Task to complete: Leave out the pictures and copy everything else below exactly.

Material for the task:

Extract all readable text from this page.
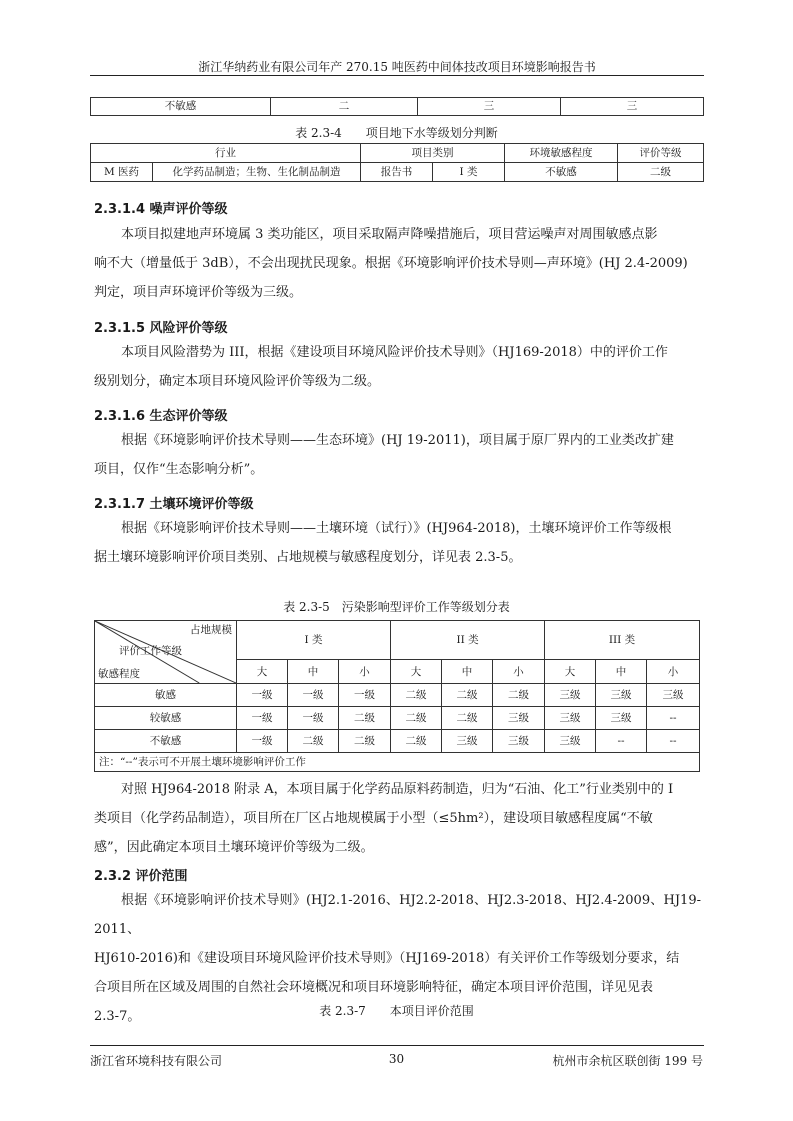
浙江华纳药业有限公司年产 270.15 吨医药中间体技改项目环境影响报告书
不敏感	二	三	三
表 2.3-4　　项目地下水等级划分判断
行业		项目类别		环境敏感程度	评价等级
M 医药	化学药品制造；生物、生化制品制造	报告书	I 类	不敏感	二级
2.3.1.4 噪声评价等级
本项目拟建地声环境属 3 类功能区，项目采取隔声降噪措施后，项目营运噪声对周围敏感点影
响不大（增量低于 3dB），不会出现扰民现象。根据《环境影响评价技术导则—声环境》(HJ 2.4-2009)
判定，项目声环境评价等级为三级。
2.3.1.5 风险评价等级
本项目风险潜势为 III，根据《建设项目环境风险评价技术导则》（HJ169-2018）中的评价工作
级别划分，确定本项目环境风险评价等级为二级。
2.3.1.6 生态评价等级
根据《环境影响评价技术导则——生态环境》(HJ 19-2011)，项目属于原厂界内的工业类改扩建
项目，仅作“生态影响分析”。
2.3.1.7 土壤环境评价等级
根据《环境影响评价技术导则——土壤环境（试行）》(HJ964-2018)，土壤环境评价工作等级根
据土壤环境影响评价项目类别、占地规模与敏感程度划分，详见表 2.3-5。
表 2.3-5　污染影响型评价工作等级划分表
占地规模
评价工作等级
敏感程度	I 类			II 类			III 类		
	大	中	小	大	中	小	大	中	小
敏感	一级	一级	一级	二级	二级	二级	三级	三级	三级
较敏感	一级	一级	二级	二级	二级	三级	三级	三级	--
不敏感	一级	二级	二级	二级	三级	三级	三级	--	--
注：“--”表示可不开展土壤环境影响评价工作									
对照 HJ964-2018 附录 A，本项目属于化学药品原料药制造，归为“石油、化工”行业类别中的 I
类项目（化学药品制造），项目所在厂区占地规模属于小型（≤5hm²），建设项目敏感程度属“不敏
感”，因此确定本项目土壤环境评价等级为二级。
2.3.2 评价范围
根据《环境影响评价技术导则》(HJ2.1-2016、HJ2.2-2018、HJ2.3-2018、HJ2.4-2009、HJ19-2011、
HJ610-2016)和《建设项目环境风险评价技术导则》（HJ169-2018）有关评价工作等级划分要求，结
合项目所在区域及周围的自然社会环境概况和项目环境影响特征，确定本项目评价范围，详见见表
2.3-7。	表 2.3-7　　本项目评价范围
浙江省环境科技有限公司	30	杭州市余杭区联创街 199 号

The answer:
Extract all readable text from this page.
浙江华纳药业有限公司年产 270.15 吨医药中间体技改项目环境影响报告书
不敏感	二	三	三
表 2.3-4　　项目地下水等级划分判断
行业		项目类别		环境敏感程度	评价等级
M 医药	化学药品制造；生物、生化制品制造	报告书	I 类	不敏感	二级
2.3.1.4 噪声评价等级
本项目拟建地声环境属 3 类功能区，项目采取隔声降噪措施后，项目营运噪声对周围敏感点影
响不大（增量低于 3dB），不会出现扰民现象。根据《环境影响评价技术导则—声环境》(HJ 2.4-2009)
判定，项目声环境评价等级为三级。
2.3.1.5 风险评价等级
本项目风险潜势为 III，根据《建设项目环境风险评价技术导则》（HJ169-2018）中的评价工作
级别划分，确定本项目环境风险评价等级为二级。
2.3.1.6 生态评价等级
根据《环境影响评价技术导则——生态环境》(HJ 19-2011)，项目属于原厂界内的工业类改扩建
项目，仅作“生态影响分析”。
2.3.1.7 土壤环境评价等级
根据《环境影响评价技术导则——土壤环境（试行）》(HJ964-2018)，土壤环境评价工作等级根
据土壤环境影响评价项目类别、占地规模与敏感程度划分，详见表 2.3-5。
表 2.3-5　污染影响型评价工作等级划分表
占地规模
评价工作等级
敏感程度	I 类			II 类			III 类		
	大	中	小	大	中	小	大	中	小
敏感	一级	一级	一级	二级	二级	二级	三级	三级	三级
较敏感	一级	一级	二级	二级	二级	三级	三级	三级	--
不敏感	一级	二级	二级	二级	三级	三级	三级	--	--
注：“--”表示可不开展土壤环境影响评价工作									
对照 HJ964-2018 附录 A，本项目属于化学药品原料药制造，归为“石油、化工”行业类别中的 I
类项目（化学药品制造），项目所在厂区占地规模属于小型（≤5hm²），建设项目敏感程度属“不敏
感”，因此确定本项目土壤环境评价等级为二级。
2.3.2 评价范围
根据《环境影响评价技术导则》(HJ2.1-2016、HJ2.2-2018、HJ2.3-2018、HJ2.4-2009、HJ19-2011、
HJ610-2016)和《建设项目环境风险评价技术导则》（HJ169-2018）有关评价工作等级划分要求，结
合项目所在区域及周围的自然社会环境概况和项目环境影响特征，确定本项目评价范围，详见见表
2.3-7。	表 2.3-7　　本项目评价范围
浙江省环境科技有限公司	30	杭州市余杭区联创街 199 号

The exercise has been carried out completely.